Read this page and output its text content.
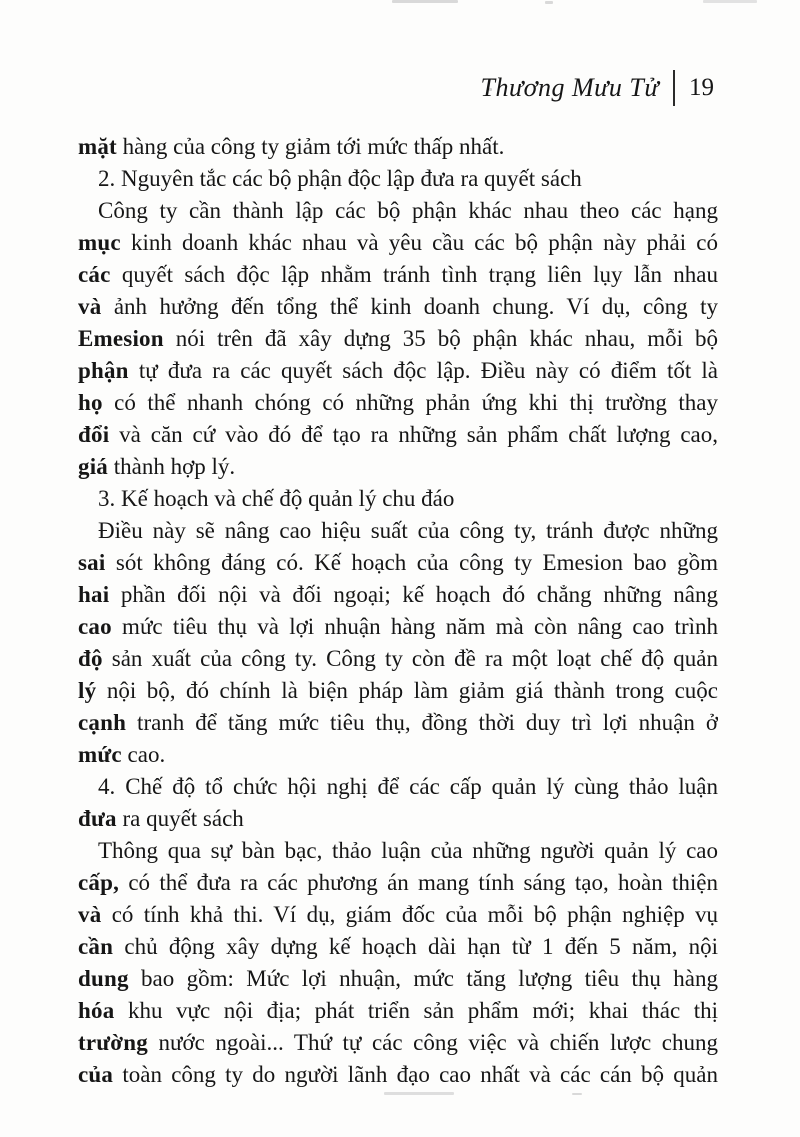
Thương Mưu Tử 19
mặt hàng của công ty giảm tới mức thấp nhất.
2. Nguyên tắc các bộ phận độc lập đưa ra quyết sách
Công ty cần thành lập các bộ phận khác nhau theo các hạng
mục kinh doanh khác nhau và yêu cầu các bộ phận này phải có
các quyết sách độc lập nhằm tránh tình trạng liên lụy lẫn nhau
và ảnh hưởng đến tổng thể kinh doanh chung. Ví dụ, công ty
Emesion nói trên đã xây dựng 35 bộ phận khác nhau, mỗi bộ
phận tự đưa ra các quyết sách độc lập. Điều này có điểm tốt là
họ có thể nhanh chóng có những phản ứng khi thị trường thay
đổi và căn cứ vào đó để tạo ra những sản phẩm chất lượng cao,
giá thành hợp lý.
3. Kế hoạch và chế độ quản lý chu đáo
Điều này sẽ nâng cao hiệu suất của công ty, tránh được những
sai sót không đáng có. Kế hoạch của công ty Emesion bao gồm
hai phần đối nội và đối ngoại; kế hoạch đó chẳng những nâng
cao mức tiêu thụ và lợi nhuận hàng năm mà còn nâng cao trình
độ sản xuất của công ty. Công ty còn đề ra một loạt chế độ quản
lý nội bộ, đó chính là biện pháp làm giảm giá thành trong cuộc
cạnh tranh để tăng mức tiêu thụ, đồng thời duy trì lợi nhuận ở
mức cao.
4. Chế độ tổ chức hội nghị để các cấp quản lý cùng thảo luận
đưa ra quyết sách
Thông qua sự bàn bạc, thảo luận của những người quản lý cao
cấp, có thể đưa ra các phương án mang tính sáng tạo, hoàn thiện
và có tính khả thi. Ví dụ, giám đốc của mỗi bộ phận nghiệp vụ
cần chủ động xây dựng kế hoạch dài hạn từ 1 đến 5 năm, nội
dung bao gồm: Mức lợi nhuận, mức tăng lượng tiêu thụ hàng
hóa khu vực nội địa; phát triển sản phẩm mới; khai thác thị
trường nước ngoài... Thứ tự các công việc và chiến lược chung
của toàn công ty do người lãnh đạo cao nhất và các cán bộ quản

What you will do:
Copy all lines from the listing that contain "quyết".

Written answer:
2. Nguyên tắc các bộ phận độc lập đưa ra quyết sách
các quyết sách độc lập nhằm tránh tình trạng liên lụy lẫn nhau
phận tự đưa ra các quyết sách độc lập. Điều này có điểm tốt là
đưa ra quyết sách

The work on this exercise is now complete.